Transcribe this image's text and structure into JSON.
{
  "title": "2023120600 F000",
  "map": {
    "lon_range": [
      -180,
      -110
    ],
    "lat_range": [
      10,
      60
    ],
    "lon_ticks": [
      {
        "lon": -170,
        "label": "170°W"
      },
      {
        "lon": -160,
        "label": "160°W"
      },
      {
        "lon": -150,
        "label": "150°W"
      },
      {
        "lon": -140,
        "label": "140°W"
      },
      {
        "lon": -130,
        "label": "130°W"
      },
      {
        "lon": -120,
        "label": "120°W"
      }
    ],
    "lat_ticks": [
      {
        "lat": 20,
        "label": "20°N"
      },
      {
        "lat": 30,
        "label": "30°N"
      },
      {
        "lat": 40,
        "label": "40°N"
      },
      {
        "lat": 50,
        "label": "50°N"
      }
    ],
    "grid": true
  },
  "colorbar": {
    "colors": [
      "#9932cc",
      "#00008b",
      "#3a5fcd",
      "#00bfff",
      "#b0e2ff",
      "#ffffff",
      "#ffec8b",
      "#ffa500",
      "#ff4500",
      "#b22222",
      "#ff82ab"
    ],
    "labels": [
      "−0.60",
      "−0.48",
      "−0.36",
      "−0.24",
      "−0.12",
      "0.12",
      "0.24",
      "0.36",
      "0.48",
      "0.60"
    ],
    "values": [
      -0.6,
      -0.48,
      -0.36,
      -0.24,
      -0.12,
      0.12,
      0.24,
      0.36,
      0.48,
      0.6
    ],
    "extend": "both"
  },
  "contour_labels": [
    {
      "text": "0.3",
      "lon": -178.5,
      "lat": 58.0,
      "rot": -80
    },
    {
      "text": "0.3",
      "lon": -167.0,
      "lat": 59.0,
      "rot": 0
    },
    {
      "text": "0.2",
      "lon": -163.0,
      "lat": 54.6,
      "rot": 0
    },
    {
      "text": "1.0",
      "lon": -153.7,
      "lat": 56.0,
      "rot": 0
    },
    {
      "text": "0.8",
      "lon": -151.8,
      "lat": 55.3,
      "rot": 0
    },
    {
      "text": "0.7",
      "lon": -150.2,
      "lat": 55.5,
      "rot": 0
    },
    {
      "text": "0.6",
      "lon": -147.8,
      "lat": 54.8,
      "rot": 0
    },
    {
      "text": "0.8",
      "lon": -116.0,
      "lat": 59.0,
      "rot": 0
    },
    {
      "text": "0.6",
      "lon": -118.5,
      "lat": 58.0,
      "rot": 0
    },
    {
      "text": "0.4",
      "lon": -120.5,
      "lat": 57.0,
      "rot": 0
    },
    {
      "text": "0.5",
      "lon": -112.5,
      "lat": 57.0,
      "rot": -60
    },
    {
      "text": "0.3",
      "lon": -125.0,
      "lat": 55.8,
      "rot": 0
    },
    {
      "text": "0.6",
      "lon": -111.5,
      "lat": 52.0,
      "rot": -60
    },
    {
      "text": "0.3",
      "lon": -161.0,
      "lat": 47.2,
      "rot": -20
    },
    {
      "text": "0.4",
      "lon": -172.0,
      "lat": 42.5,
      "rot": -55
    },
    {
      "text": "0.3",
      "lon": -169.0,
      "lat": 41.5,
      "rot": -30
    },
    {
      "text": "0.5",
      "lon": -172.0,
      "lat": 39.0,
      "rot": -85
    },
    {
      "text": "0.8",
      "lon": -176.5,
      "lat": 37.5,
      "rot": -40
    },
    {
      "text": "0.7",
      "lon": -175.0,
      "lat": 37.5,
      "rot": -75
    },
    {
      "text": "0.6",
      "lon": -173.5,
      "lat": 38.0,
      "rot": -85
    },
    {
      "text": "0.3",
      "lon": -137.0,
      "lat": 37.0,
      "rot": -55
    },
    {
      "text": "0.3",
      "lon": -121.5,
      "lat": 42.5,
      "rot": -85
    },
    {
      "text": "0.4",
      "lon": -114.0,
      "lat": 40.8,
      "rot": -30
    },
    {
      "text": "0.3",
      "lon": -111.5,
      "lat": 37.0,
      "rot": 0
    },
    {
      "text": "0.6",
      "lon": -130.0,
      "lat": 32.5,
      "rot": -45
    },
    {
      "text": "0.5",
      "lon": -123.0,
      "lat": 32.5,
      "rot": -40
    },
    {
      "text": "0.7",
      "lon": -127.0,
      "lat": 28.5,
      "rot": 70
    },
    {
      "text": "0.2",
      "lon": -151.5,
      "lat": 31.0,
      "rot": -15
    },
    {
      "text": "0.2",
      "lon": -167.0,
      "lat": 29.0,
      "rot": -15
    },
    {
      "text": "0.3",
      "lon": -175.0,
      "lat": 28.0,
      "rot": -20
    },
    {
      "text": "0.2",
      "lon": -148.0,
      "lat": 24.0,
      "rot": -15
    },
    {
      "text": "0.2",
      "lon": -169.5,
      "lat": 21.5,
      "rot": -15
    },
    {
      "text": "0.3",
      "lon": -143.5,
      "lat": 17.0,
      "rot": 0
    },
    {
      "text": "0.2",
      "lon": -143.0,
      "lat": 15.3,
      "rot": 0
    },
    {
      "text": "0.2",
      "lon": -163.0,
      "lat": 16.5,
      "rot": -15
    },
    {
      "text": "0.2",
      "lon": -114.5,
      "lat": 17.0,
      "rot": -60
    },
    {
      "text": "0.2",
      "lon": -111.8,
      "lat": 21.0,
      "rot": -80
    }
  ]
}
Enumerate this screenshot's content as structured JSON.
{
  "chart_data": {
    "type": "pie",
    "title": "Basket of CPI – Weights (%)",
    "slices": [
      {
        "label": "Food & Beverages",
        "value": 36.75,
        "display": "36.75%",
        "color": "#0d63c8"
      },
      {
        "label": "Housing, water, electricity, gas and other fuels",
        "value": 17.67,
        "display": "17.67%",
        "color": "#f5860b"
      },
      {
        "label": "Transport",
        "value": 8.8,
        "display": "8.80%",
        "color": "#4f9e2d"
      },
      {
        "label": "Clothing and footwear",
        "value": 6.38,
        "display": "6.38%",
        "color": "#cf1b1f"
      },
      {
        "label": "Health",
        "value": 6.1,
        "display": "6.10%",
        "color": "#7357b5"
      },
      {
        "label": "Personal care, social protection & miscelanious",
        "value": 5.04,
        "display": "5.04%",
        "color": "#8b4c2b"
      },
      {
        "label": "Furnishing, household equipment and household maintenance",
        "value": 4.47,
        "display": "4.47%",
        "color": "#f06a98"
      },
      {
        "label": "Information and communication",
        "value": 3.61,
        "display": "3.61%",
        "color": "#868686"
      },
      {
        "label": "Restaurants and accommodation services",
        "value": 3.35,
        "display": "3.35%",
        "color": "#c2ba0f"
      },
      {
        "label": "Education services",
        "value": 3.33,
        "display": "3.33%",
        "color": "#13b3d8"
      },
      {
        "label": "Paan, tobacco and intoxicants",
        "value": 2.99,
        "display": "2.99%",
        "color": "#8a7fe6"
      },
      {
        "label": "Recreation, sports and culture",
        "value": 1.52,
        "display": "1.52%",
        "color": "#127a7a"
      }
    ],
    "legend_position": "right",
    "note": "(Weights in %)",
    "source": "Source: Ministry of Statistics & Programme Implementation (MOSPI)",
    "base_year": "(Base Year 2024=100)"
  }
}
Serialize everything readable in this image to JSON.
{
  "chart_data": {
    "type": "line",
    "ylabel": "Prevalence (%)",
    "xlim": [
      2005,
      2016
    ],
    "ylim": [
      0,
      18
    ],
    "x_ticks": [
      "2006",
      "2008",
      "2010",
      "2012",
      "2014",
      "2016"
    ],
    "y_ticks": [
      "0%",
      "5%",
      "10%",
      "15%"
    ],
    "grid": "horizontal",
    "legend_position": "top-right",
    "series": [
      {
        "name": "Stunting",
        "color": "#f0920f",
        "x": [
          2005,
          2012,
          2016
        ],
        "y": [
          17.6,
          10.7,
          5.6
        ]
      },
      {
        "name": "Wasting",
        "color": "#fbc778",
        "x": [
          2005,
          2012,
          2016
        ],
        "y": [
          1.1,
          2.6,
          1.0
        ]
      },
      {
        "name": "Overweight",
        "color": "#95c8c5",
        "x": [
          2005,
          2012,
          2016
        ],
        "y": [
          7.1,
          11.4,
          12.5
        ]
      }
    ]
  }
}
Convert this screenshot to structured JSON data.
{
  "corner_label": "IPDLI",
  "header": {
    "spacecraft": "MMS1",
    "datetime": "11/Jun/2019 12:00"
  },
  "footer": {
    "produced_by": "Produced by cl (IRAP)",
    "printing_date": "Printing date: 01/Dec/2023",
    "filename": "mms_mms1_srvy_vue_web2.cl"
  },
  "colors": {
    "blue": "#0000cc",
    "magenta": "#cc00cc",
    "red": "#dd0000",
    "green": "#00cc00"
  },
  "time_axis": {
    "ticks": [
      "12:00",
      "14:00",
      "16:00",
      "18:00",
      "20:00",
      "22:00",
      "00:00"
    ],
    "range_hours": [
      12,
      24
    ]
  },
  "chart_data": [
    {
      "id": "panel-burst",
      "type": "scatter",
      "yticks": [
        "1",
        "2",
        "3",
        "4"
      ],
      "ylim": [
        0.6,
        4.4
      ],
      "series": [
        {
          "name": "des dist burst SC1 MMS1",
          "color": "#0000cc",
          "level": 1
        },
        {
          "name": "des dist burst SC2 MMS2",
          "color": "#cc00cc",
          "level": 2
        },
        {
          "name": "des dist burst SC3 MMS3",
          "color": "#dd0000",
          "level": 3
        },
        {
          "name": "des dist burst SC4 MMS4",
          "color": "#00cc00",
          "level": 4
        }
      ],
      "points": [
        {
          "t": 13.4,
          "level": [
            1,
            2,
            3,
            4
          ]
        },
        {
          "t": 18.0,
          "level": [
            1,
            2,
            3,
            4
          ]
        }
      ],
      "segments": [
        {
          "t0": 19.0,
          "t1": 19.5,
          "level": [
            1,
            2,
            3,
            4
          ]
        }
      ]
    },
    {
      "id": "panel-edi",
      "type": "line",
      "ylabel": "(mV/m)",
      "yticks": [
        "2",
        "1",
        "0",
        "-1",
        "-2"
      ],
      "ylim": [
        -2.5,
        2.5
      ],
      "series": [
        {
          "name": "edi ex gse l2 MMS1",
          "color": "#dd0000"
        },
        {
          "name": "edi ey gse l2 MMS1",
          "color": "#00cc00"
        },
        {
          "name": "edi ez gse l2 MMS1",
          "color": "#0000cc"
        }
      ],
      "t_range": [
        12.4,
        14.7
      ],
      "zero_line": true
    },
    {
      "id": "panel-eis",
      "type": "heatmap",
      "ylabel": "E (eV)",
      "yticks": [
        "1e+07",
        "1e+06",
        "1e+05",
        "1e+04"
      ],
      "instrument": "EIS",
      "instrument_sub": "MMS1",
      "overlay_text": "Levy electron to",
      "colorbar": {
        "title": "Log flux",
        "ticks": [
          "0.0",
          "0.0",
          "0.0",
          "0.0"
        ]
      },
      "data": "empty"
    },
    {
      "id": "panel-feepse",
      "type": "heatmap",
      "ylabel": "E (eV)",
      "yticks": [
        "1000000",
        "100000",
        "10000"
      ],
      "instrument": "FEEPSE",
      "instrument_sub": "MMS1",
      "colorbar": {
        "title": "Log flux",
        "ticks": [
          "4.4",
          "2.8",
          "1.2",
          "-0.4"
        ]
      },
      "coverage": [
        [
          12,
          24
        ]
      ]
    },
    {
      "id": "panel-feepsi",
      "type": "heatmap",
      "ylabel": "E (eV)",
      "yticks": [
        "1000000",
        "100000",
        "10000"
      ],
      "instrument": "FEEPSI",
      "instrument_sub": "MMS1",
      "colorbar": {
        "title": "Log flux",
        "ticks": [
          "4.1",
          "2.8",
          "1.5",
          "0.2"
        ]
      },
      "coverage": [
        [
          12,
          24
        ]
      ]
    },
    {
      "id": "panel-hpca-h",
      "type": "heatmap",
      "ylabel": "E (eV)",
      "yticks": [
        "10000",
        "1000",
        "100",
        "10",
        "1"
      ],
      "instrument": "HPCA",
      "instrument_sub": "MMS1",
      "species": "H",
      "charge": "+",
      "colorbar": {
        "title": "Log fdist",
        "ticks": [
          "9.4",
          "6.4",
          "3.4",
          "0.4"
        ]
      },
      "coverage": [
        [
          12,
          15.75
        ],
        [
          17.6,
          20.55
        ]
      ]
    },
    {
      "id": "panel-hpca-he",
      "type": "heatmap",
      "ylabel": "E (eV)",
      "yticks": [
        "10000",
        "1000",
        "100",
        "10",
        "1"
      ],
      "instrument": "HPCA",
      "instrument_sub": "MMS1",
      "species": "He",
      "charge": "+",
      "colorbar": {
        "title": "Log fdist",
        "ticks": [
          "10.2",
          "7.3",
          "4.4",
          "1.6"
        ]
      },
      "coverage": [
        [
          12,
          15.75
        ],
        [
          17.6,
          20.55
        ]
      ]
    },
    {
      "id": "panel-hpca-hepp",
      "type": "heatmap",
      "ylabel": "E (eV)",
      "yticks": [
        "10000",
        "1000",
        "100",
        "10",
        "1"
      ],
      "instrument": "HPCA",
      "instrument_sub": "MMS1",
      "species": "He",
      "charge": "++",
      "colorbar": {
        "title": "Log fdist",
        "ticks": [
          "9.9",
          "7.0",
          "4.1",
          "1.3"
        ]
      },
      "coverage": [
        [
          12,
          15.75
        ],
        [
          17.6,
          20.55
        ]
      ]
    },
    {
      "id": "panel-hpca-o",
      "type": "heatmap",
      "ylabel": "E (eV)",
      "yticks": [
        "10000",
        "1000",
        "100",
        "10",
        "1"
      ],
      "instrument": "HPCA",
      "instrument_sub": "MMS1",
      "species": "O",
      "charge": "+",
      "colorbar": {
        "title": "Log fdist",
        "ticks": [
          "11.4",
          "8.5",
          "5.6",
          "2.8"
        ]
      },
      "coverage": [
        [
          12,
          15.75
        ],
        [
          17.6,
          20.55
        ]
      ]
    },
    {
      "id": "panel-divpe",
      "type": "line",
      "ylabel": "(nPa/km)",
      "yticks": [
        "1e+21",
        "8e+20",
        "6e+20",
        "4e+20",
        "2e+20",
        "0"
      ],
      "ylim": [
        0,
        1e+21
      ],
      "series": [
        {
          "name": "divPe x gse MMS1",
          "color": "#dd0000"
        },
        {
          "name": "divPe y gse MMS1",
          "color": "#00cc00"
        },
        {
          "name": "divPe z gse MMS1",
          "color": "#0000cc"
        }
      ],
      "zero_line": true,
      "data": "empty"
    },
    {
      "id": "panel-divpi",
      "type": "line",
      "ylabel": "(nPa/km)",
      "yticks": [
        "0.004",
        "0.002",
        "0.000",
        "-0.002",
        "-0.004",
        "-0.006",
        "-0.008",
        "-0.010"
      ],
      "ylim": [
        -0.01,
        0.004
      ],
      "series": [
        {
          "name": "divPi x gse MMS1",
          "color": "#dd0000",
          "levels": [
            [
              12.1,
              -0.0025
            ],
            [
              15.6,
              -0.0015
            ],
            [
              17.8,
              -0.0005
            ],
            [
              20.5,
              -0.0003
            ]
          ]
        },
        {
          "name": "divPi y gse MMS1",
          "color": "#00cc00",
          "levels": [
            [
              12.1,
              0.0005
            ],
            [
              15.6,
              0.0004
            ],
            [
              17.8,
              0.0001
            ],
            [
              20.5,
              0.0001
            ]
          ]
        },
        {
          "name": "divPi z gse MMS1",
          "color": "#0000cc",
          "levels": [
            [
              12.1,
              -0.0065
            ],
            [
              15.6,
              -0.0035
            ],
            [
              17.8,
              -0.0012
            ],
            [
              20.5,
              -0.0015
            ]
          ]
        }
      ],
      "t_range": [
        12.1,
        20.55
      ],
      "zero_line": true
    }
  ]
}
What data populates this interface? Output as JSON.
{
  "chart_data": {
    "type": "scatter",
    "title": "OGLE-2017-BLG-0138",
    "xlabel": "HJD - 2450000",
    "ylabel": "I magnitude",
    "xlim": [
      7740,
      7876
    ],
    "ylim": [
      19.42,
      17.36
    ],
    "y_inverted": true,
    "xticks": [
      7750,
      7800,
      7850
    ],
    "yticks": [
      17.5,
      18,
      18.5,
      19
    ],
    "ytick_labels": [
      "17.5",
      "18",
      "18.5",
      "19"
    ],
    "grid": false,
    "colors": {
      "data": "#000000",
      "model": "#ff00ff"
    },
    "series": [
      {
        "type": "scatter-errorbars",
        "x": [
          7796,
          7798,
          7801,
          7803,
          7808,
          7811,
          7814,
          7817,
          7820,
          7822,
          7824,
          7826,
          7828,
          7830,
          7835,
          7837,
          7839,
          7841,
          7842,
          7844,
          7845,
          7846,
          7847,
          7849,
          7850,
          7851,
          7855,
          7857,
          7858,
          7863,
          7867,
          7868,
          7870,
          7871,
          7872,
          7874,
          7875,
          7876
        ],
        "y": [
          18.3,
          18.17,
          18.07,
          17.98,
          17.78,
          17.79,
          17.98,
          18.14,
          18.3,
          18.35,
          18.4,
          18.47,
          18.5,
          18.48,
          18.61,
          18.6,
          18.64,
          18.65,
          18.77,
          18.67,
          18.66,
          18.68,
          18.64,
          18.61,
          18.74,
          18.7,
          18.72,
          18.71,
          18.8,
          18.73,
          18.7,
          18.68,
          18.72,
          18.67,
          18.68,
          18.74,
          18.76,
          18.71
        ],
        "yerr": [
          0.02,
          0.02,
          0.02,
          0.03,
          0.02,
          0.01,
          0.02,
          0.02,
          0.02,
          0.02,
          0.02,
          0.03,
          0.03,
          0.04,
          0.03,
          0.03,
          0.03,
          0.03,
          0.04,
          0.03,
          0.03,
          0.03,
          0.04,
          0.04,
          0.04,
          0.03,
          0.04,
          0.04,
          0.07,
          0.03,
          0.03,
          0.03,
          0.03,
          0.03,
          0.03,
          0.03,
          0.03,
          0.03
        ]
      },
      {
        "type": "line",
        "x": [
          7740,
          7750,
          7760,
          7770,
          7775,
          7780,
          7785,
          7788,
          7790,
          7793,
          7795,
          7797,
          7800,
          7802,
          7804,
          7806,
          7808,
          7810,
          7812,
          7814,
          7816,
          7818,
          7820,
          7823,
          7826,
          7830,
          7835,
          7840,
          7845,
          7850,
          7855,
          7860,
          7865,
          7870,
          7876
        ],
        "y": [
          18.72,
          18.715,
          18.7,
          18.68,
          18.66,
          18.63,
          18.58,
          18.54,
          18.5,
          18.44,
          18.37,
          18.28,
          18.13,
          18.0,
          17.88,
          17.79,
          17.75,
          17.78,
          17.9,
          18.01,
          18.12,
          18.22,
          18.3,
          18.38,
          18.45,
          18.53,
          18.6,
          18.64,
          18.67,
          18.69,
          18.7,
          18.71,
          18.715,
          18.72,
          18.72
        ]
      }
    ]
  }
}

━━━━━━━━━━━━━━━━━━━━━━━━━━━━━━

▸ DIRECTIVE
Locate all lines in the listing above with the word "image" and copy them.

▸ EXERCISE OUTPUT
Transcribe this image's text and structure into JSON.
Serialize everything readable in this image to JSON.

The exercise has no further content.